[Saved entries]
--- Begin ---

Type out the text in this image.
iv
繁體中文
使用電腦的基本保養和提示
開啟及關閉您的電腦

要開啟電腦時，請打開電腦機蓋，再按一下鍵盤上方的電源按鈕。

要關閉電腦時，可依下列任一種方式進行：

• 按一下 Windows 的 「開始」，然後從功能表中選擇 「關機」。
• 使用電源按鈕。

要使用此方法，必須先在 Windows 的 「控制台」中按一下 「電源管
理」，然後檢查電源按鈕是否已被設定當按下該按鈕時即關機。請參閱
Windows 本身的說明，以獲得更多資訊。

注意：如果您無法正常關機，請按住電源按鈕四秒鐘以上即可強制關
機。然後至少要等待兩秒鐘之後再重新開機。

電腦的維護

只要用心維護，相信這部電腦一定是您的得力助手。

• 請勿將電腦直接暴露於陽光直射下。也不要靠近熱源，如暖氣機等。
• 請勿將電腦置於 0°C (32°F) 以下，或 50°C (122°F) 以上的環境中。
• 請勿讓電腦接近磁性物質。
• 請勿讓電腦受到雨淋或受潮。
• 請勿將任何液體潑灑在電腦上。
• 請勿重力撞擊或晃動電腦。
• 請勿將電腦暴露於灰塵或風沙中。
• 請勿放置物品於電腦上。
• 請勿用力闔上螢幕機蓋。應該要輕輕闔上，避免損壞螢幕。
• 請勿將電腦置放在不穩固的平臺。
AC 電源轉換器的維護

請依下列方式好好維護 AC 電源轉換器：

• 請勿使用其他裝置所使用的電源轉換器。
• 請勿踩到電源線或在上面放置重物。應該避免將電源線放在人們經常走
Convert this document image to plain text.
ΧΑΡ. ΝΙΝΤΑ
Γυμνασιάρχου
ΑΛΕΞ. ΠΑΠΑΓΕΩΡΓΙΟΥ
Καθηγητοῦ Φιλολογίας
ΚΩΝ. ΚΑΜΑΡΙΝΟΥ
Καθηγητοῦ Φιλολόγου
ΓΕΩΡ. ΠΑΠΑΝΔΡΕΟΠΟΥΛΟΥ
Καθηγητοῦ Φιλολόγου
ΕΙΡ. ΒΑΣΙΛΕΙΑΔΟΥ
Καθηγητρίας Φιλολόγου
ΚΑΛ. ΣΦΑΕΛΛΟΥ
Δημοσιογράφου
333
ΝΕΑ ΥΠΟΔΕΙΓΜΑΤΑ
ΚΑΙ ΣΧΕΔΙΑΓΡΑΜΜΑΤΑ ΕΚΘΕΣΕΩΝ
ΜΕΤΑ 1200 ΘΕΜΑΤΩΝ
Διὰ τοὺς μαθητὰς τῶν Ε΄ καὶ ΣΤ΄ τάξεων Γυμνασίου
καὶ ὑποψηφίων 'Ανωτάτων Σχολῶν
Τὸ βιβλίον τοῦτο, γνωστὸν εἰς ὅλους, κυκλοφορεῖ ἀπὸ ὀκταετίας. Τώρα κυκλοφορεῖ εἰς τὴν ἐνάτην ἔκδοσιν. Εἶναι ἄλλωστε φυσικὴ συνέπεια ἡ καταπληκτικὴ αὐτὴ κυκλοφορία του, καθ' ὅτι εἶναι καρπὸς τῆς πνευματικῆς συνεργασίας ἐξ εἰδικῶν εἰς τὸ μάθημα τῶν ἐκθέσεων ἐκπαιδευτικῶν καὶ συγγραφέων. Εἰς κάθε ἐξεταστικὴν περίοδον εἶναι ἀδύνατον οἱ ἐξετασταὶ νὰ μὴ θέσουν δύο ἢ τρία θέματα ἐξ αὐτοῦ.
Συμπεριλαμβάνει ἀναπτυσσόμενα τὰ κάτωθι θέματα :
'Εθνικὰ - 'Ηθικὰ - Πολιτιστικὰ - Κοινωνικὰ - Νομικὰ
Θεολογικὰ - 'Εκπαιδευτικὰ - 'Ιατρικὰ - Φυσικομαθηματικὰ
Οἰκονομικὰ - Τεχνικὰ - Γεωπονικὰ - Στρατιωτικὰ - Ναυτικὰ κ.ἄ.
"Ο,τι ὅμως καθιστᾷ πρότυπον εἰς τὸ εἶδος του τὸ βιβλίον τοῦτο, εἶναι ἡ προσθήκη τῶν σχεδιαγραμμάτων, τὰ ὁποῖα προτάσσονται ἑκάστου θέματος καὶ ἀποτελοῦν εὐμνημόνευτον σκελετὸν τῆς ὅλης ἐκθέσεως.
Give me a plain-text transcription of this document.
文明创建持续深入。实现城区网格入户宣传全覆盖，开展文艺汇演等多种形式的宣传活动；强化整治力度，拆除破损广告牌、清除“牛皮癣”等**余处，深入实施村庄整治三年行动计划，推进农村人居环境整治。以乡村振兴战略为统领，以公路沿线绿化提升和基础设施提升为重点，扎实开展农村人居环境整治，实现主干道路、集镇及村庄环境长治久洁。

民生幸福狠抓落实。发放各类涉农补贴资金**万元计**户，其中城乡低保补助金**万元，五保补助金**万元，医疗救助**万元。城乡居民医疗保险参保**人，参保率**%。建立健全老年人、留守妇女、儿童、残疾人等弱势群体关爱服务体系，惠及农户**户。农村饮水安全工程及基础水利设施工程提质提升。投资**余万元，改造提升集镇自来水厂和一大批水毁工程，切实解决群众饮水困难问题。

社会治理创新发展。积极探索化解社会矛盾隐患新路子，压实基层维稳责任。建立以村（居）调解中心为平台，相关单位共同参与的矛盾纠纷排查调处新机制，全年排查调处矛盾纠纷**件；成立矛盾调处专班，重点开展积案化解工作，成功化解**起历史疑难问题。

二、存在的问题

--- End ---

- Task objective:
In this exercise, repeat all entries exactly.

- Response to the task:
Type out the text in this image.
iv
繁體中文
使用電腦的基本保養和提示
開啟及關閉您的電腦

要開啟電腦時，請打開電腦機蓋，再按一下鍵盤上方的電源按鈕。

要關閉電腦時，可依下列任一種方式進行：

• 按一下 Windows 的 「開始」，然後從功能表中選擇 「關機」。
• 使用電源按鈕。

要使用此方法，必須先在 Windows 的 「控制台」中按一下 「電源管
理」，然後檢查電源按鈕是否已被設定當按下該按鈕時即關機。請參閱
Windows 本身的說明，以獲得更多資訊。

注意：如果您無法正常關機，請按住電源按鈕四秒鐘以上即可強制關
機。然後至少要等待兩秒鐘之後再重新開機。

電腦的維護

只要用心維護，相信這部電腦一定是您的得力助手。

• 請勿將電腦直接暴露於陽光直射下。也不要靠近熱源，如暖氣機等。
• 請勿將電腦置於 0°C (32°F) 以下，或 50°C (122°F) 以上的環境中。
• 請勿讓電腦接近磁性物質。
• 請勿讓電腦受到雨淋或受潮。
• 請勿將任何液體潑灑在電腦上。
• 請勿重力撞擊或晃動電腦。
• 請勿將電腦暴露於灰塵或風沙中。
• 請勿放置物品於電腦上。
• 請勿用力闔上螢幕機蓋。應該要輕輕闔上，避免損壞螢幕。
• 請勿將電腦置放在不穩固的平臺。
AC 電源轉換器的維護

請依下列方式好好維護 AC 電源轉換器：

• 請勿使用其他裝置所使用的電源轉換器。
• 請勿踩到電源線或在上面放置重物。應該避免將電源線放在人們經常走
Convert this document image to plain text.
ΧΑΡ. ΝΙΝΤΑ
Γυμνασιάρχου
ΑΛΕΞ. ΠΑΠΑΓΕΩΡΓΙΟΥ
Καθηγητοῦ Φιλολογίας
ΚΩΝ. ΚΑΜΑΡΙΝΟΥ
Καθηγητοῦ Φιλολόγου
ΓΕΩΡ. ΠΑΠΑΝΔΡΕΟΠΟΥΛΟΥ
Καθηγητοῦ Φιλολόγου
ΕΙΡ. ΒΑΣΙΛΕΙΑΔΟΥ
Καθηγητρίας Φιλολόγου
ΚΑΛ. ΣΦΑΕΛΛΟΥ
Δημοσιογράφου
333
ΝΕΑ ΥΠΟΔΕΙΓΜΑΤΑ
ΚΑΙ ΣΧΕΔΙΑΓΡΑΜΜΑΤΑ ΕΚΘΕΣΕΩΝ
ΜΕΤΑ 1200 ΘΕΜΑΤΩΝ
Διὰ τοὺς μαθητὰς τῶν Ε΄ καὶ ΣΤ΄ τάξεων Γυμνασίου
καὶ ὑποψηφίων 'Ανωτάτων Σχολῶν
Τὸ βιβλίον τοῦτο, γνωστὸν εἰς ὅλους, κυκλοφορεῖ ἀπὸ ὀκταετίας. Τώρα κυκλοφορεῖ εἰς τὴν ἐνάτην ἔκδοσιν. Εἶναι ἄλλωστε φυσικὴ συνέπεια ἡ καταπληκτικὴ αὐτὴ κυκλοφορία του, καθ' ὅτι εἶναι καρπὸς τῆς πνευματικῆς συνεργασίας ἐξ εἰδικῶν εἰς τὸ μάθημα τῶν ἐκθέσεων ἐκπαιδευτικῶν καὶ συγγραφέων. Εἰς κάθε ἐξεταστικὴν περίοδον εἶναι ἀδύνατον οἱ ἐξετασταὶ νὰ μὴ θέσουν δύο ἢ τρία θέματα ἐξ αὐτοῦ.
Συμπεριλαμβάνει ἀναπτυσσόμενα τὰ κάτωθι θέματα :
'Εθνικὰ - 'Ηθικὰ - Πολιτιστικὰ - Κοινωνικὰ - Νομικὰ
Θεολογικὰ - 'Εκπαιδευτικὰ - 'Ιατρικὰ - Φυσικομαθηματικὰ
Οἰκονομικὰ - Τεχνικὰ - Γεωπονικὰ - Στρατιωτικὰ - Ναυτικὰ κ.ἄ.
"Ο,τι ὅμως καθιστᾷ πρότυπον εἰς τὸ εἶδος του τὸ βιβλίον τοῦτο, εἶναι ἡ προσθήκη τῶν σχεδιαγραμμάτων, τὰ ὁποῖα προτάσσονται ἑκάστου θέματος καὶ ἀποτελοῦν εὐμνημόνευτον σκελετὸν τῆς ὅλης ἐκθέσεως.
Give me a plain-text transcription of this document.
文明创建持续深入。实现城区网格入户宣传全覆盖，开展文艺汇演等多种形式的宣传活动；强化整治力度，拆除破损广告牌、清除“牛皮癣”等**余处，深入实施村庄整治三年行动计划，推进农村人居环境整治。以乡村振兴战略为统领，以公路沿线绿化提升和基础设施提升为重点，扎实开展农村人居环境整治，实现主干道路、集镇及村庄环境长治久洁。

民生幸福狠抓落实。发放各类涉农补贴资金**万元计**户，其中城乡低保补助金**万元，五保补助金**万元，医疗救助**万元。城乡居民医疗保险参保**人，参保率**%。建立健全老年人、留守妇女、儿童、残疾人等弱势群体关爱服务体系，惠及农户**户。农村饮水安全工程及基础水利设施工程提质提升。投资**余万元，改造提升集镇自来水厂和一大批水毁工程，切实解决群众饮水困难问题。

社会治理创新发展。积极探索化解社会矛盾隐患新路子，压实基层维稳责任。建立以村（居）调解中心为平台，相关单位共同参与的矛盾纠纷排查调处新机制，全年排查调处矛盾纠纷**件；成立矛盾调处专班，重点开展积案化解工作，成功化解**起历史疑难问题。

二、存在的问题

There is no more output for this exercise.